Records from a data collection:

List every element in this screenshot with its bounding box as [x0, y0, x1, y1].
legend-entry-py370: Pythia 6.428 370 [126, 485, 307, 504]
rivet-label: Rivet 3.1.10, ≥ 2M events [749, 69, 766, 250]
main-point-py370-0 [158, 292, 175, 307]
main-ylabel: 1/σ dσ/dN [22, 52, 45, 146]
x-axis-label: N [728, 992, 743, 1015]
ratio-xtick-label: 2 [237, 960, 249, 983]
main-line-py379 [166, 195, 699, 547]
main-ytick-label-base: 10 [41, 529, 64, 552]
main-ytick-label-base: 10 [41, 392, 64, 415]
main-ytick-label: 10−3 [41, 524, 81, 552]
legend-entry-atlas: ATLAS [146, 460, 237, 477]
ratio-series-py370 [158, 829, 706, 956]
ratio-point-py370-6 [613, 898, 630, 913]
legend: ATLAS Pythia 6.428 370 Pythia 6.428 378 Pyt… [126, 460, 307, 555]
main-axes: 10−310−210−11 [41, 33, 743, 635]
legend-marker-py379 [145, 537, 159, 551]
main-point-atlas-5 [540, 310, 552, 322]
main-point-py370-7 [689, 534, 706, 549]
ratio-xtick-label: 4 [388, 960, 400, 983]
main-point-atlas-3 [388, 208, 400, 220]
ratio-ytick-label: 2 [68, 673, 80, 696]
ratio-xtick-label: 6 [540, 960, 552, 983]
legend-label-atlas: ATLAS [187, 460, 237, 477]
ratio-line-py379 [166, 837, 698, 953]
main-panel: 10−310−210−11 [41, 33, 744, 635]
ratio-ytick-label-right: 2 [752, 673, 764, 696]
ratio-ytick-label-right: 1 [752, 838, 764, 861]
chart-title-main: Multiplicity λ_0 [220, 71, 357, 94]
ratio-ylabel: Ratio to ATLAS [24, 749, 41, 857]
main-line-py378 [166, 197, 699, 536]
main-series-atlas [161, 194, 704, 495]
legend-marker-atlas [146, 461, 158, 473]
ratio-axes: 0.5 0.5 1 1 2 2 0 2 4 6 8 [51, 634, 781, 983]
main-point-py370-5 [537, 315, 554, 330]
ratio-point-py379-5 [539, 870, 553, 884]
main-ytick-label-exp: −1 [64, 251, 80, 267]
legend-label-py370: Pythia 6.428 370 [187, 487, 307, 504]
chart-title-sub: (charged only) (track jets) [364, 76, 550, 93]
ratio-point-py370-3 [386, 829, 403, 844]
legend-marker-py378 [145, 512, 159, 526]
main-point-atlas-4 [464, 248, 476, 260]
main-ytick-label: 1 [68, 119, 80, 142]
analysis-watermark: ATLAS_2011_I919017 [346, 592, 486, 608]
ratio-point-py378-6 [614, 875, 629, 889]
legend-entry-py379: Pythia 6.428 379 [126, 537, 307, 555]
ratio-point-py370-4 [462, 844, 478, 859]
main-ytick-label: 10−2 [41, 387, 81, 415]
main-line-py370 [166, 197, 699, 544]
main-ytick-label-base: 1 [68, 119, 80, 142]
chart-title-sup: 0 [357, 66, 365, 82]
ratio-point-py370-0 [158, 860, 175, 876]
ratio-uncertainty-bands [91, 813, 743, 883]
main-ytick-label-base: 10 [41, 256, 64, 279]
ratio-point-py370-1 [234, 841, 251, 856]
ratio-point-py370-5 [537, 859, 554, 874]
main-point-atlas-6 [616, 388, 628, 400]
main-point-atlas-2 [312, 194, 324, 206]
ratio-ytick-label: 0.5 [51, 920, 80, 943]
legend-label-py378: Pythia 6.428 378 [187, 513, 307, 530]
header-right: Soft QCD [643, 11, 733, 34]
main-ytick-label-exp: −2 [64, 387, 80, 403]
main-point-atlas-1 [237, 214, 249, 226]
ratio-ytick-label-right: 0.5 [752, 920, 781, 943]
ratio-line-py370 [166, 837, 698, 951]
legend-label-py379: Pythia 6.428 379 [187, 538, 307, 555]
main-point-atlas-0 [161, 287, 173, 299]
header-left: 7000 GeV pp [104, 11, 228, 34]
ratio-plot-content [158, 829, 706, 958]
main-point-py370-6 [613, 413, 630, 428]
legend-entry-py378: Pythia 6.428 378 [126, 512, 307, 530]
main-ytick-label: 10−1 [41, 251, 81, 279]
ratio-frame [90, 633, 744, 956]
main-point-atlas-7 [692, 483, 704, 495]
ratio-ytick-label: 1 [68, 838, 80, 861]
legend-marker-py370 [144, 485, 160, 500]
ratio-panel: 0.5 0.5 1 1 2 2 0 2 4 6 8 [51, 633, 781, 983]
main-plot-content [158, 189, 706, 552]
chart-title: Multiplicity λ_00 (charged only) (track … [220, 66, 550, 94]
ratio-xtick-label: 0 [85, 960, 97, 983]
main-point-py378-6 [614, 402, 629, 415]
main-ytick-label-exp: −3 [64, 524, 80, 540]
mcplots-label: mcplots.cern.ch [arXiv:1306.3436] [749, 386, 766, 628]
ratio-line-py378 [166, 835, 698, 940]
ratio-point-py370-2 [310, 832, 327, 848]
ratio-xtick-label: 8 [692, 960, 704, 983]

→ **WHAT YOU WILL DO**:
Can you reproduce all of the rows above verbatim, without changing anything?

→ **RESPONSE FOR THIS EXERCISE**:
List every element in this screenshot with its bounding box as [x0, y0, x1, y1].
legend-entry-py370: Pythia 6.428 370 [126, 485, 307, 504]
rivet-label: Rivet 3.1.10, ≥ 2M events [749, 69, 766, 250]
main-point-py370-0 [158, 292, 175, 307]
main-ylabel: 1/σ dσ/dN [22, 52, 45, 146]
x-axis-label: N [728, 992, 743, 1015]
ratio-xtick-label: 2 [237, 960, 249, 983]
main-line-py379 [166, 195, 699, 547]
main-ytick-label-base: 10 [41, 529, 64, 552]
main-ytick-label-base: 10 [41, 392, 64, 415]
main-ytick-label: 10−3 [41, 524, 81, 552]
legend-entry-atlas: ATLAS [146, 460, 237, 477]
ratio-series-py370 [158, 829, 706, 956]
ratio-point-py370-6 [613, 898, 630, 913]
legend: ATLAS Pythia 6.428 370 Pythia 6.428 378 Pyt… [126, 460, 307, 555]
main-axes: 10−310−210−11 [41, 33, 743, 635]
legend-marker-py379 [145, 537, 159, 551]
main-point-atlas-5 [540, 310, 552, 322]
main-point-py370-7 [689, 534, 706, 549]
ratio-xtick-label: 4 [388, 960, 400, 983]
main-point-atlas-3 [388, 208, 400, 220]
ratio-ytick-label: 2 [68, 673, 80, 696]
ratio-xtick-label: 6 [540, 960, 552, 983]
legend-label-atlas: ATLAS [187, 460, 237, 477]
ratio-line-py379 [166, 837, 698, 953]
main-panel: 10−310−210−11 [41, 33, 744, 635]
ratio-ytick-label-right: 2 [752, 673, 764, 696]
ratio-ytick-label-right: 1 [752, 838, 764, 861]
chart-title-main: Multiplicity λ_0 [220, 71, 357, 94]
ratio-ylabel: Ratio to ATLAS [24, 749, 41, 857]
main-line-py378 [166, 197, 699, 536]
main-series-atlas [161, 194, 704, 495]
legend-marker-atlas [146, 461, 158, 473]
ratio-axes: 0.5 0.5 1 1 2 2 0 2 4 6 8 [51, 634, 781, 983]
main-point-py370-5 [537, 315, 554, 330]
ratio-point-py379-5 [539, 870, 553, 884]
main-ytick-label-exp: −1 [64, 251, 80, 267]
legend-label-py370: Pythia 6.428 370 [187, 487, 307, 504]
chart-title-sub: (charged only) (track jets) [364, 76, 550, 93]
ratio-point-py370-3 [386, 829, 403, 844]
legend-marker-py378 [145, 512, 159, 526]
main-point-atlas-4 [464, 248, 476, 260]
main-ytick-label: 1 [68, 119, 80, 142]
analysis-watermark: ATLAS_2011_I919017 [346, 592, 486, 608]
ratio-point-py378-6 [614, 875, 629, 889]
legend-entry-py379: Pythia 6.428 379 [126, 537, 307, 555]
ratio-point-py370-4 [462, 844, 478, 859]
main-ytick-label: 10−2 [41, 387, 81, 415]
main-line-py370 [166, 197, 699, 544]
main-ytick-label-base: 1 [68, 119, 80, 142]
chart-title-sup: 0 [357, 66, 365, 82]
ratio-point-py370-0 [158, 860, 175, 876]
ratio-uncertainty-bands [91, 813, 743, 883]
main-ytick-label-base: 10 [41, 256, 64, 279]
ratio-point-py370-1 [234, 841, 251, 856]
ratio-point-py370-5 [537, 859, 554, 874]
main-point-atlas-6 [616, 388, 628, 400]
main-point-atlas-2 [312, 194, 324, 206]
ratio-ytick-label: 0.5 [51, 920, 80, 943]
legend-label-py378: Pythia 6.428 378 [187, 513, 307, 530]
header-right: Soft QCD [643, 11, 733, 34]
main-ytick-label-exp: −2 [64, 387, 80, 403]
main-point-atlas-1 [237, 214, 249, 226]
ratio-ytick-label-right: 0.5 [752, 920, 781, 943]
ratio-line-py370 [166, 837, 698, 951]
legend-label-py379: Pythia 6.428 379 [187, 538, 307, 555]
main-point-atlas-0 [161, 287, 173, 299]
header-left: 7000 GeV pp [104, 11, 228, 34]
ratio-plot-content [158, 829, 706, 958]
main-point-py370-6 [613, 413, 630, 428]
legend-entry-py378: Pythia 6.428 378 [126, 512, 307, 530]
main-ytick-label: 10−1 [41, 251, 81, 279]
ratio-frame [90, 633, 744, 956]
main-point-atlas-7 [692, 483, 704, 495]
ratio-ytick-label: 1 [68, 838, 80, 861]
legend-marker-py370 [144, 485, 160, 500]
ratio-panel: 0.5 0.5 1 1 2 2 0 2 4 6 8 [51, 633, 781, 983]
main-plot-content [158, 189, 706, 552]
chart-title: Multiplicity λ_00 (charged only) (track … [220, 66, 550, 94]
ratio-xtick-label: 0 [85, 960, 97, 983]
main-point-py378-6 [614, 402, 629, 415]
main-ytick-label-exp: −3 [64, 524, 80, 540]
mcplots-label: mcplots.cern.ch [arXiv:1306.3436] [749, 386, 766, 628]
ratio-line-py378 [166, 835, 698, 940]
ratio-point-py370-2 [310, 832, 327, 848]
ratio-xtick-label: 8 [692, 960, 704, 983]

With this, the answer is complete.